Document page transcript entries:

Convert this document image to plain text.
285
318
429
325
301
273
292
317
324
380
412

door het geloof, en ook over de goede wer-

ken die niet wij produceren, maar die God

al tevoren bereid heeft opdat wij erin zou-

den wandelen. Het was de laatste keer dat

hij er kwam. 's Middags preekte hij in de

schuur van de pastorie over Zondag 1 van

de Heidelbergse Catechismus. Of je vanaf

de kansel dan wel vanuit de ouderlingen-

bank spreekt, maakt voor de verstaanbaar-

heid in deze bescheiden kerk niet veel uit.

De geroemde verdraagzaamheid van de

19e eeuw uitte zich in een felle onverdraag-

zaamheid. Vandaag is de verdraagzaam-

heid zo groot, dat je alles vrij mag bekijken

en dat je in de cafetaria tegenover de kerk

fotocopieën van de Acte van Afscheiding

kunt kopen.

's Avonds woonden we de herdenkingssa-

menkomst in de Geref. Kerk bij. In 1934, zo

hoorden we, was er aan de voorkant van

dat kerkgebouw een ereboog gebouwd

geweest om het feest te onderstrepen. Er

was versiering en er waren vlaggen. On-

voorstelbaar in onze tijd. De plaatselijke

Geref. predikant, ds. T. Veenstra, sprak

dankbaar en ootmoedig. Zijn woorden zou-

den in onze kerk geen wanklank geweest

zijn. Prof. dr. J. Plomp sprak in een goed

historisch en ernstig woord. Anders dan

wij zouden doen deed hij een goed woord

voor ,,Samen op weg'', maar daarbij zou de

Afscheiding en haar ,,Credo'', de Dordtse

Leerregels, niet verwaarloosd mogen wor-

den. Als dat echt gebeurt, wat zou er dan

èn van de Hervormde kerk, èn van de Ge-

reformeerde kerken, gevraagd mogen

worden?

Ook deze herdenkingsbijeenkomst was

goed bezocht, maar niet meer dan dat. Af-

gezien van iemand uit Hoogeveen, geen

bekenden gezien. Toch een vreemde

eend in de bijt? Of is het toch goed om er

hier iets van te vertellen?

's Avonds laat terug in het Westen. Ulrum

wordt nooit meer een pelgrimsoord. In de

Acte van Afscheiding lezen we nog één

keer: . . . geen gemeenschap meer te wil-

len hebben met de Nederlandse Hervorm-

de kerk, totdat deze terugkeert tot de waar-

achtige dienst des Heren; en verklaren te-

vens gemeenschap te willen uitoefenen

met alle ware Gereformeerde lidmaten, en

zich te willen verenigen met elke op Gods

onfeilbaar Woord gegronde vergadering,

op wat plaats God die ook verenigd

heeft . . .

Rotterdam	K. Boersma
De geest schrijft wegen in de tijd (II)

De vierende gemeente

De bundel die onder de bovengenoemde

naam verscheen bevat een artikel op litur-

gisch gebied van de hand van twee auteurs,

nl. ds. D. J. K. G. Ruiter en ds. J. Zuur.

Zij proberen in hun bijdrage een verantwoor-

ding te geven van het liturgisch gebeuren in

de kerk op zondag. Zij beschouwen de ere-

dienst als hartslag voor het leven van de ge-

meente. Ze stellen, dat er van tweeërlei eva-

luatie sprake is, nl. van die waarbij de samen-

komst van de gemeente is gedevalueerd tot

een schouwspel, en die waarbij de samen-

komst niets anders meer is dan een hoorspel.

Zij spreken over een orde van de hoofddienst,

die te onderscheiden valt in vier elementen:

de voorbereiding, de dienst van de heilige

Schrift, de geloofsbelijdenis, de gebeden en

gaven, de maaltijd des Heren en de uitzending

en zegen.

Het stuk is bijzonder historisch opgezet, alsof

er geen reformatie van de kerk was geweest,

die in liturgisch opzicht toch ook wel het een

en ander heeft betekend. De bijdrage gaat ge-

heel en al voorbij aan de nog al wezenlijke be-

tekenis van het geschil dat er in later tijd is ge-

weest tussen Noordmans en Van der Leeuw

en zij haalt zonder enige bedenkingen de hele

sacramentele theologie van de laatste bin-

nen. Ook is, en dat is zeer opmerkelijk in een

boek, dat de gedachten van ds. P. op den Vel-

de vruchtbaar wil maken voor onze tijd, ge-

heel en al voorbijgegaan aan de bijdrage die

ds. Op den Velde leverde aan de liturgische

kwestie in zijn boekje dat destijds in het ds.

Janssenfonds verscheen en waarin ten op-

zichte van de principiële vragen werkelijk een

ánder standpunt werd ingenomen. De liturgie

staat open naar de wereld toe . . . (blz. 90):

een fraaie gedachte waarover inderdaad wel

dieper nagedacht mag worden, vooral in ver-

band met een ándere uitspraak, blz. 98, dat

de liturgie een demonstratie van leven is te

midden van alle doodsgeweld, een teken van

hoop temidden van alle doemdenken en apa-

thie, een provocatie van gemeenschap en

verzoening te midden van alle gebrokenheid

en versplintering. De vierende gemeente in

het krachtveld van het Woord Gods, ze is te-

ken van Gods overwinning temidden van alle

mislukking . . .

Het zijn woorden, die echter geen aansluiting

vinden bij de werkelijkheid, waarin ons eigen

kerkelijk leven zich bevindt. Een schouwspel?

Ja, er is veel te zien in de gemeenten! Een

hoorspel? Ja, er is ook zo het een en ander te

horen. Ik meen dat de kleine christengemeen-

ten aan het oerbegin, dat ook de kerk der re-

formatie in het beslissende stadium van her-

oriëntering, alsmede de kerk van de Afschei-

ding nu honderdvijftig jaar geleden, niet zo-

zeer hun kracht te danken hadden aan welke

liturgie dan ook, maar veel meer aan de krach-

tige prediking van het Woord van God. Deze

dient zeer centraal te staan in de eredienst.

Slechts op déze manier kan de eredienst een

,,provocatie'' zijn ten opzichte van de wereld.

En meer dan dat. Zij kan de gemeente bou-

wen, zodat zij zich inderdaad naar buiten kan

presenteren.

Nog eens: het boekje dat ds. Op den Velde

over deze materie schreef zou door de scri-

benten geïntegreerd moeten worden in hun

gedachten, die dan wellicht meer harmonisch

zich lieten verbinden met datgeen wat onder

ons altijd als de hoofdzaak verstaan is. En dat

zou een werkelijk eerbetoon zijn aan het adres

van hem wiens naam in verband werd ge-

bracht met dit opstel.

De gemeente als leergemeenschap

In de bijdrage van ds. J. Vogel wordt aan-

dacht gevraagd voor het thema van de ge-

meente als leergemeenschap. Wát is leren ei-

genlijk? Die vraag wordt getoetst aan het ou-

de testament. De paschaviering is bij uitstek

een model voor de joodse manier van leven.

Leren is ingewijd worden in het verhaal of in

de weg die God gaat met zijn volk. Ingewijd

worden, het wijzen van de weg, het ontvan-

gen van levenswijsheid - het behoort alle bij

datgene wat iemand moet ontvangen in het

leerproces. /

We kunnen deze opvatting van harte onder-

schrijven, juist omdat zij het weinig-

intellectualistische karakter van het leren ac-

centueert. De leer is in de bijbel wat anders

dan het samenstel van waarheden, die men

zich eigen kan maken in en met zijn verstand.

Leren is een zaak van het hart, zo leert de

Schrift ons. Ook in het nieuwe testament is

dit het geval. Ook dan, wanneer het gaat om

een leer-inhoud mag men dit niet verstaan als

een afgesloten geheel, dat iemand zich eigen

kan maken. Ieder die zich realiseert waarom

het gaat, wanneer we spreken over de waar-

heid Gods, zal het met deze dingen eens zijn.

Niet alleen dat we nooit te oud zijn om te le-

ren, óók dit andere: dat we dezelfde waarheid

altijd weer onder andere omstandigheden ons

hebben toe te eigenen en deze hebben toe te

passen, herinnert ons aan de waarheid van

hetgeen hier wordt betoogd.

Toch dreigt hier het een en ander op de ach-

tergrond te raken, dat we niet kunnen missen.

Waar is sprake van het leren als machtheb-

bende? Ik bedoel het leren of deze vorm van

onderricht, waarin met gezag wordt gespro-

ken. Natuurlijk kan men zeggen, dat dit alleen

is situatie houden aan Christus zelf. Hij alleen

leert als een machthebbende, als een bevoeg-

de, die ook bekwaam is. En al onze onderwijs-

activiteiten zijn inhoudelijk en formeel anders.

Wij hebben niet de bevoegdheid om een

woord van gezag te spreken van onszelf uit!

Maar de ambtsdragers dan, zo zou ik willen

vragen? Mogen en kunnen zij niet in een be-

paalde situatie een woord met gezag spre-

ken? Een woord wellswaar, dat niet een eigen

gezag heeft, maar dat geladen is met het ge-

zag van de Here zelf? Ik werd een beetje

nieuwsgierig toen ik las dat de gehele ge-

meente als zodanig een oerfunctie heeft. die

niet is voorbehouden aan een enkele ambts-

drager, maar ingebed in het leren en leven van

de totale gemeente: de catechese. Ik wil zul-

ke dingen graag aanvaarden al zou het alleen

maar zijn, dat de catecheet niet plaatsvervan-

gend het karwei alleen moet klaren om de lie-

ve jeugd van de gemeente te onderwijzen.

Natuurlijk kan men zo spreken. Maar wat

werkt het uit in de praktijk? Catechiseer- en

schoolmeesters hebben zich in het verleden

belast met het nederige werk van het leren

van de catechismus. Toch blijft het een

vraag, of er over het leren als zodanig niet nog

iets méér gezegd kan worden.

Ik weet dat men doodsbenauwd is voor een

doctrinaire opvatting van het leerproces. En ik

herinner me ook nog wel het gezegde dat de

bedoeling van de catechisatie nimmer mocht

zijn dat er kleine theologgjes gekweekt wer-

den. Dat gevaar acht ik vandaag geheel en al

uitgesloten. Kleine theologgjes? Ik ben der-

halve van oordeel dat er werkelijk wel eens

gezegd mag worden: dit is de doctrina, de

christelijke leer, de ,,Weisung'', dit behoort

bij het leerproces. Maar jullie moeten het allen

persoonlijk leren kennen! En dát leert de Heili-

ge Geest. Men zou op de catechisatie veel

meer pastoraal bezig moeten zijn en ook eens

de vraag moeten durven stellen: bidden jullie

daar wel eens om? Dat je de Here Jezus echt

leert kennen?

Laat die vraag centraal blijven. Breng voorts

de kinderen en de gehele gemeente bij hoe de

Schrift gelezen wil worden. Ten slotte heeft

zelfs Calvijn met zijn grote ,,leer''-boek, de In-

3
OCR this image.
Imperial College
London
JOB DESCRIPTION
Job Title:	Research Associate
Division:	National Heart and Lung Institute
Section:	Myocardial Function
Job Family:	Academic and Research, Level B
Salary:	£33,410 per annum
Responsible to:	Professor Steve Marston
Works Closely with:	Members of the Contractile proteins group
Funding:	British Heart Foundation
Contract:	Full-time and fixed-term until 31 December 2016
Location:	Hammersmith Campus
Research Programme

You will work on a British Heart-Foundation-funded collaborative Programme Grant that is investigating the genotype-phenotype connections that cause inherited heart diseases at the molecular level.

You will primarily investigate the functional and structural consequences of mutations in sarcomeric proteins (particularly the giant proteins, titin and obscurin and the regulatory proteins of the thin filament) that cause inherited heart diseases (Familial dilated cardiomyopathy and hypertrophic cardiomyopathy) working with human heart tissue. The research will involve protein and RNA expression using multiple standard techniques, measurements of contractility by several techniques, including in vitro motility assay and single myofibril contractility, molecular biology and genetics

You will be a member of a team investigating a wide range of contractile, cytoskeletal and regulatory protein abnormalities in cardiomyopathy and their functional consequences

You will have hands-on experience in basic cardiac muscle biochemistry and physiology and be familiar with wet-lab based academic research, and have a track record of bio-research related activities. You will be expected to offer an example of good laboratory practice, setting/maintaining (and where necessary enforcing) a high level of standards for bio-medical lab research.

# Exercise aim:
Work out how many lines of the records contain the word "Afscheiding". Give that number and nothing more.

# Answer to this exercise:
3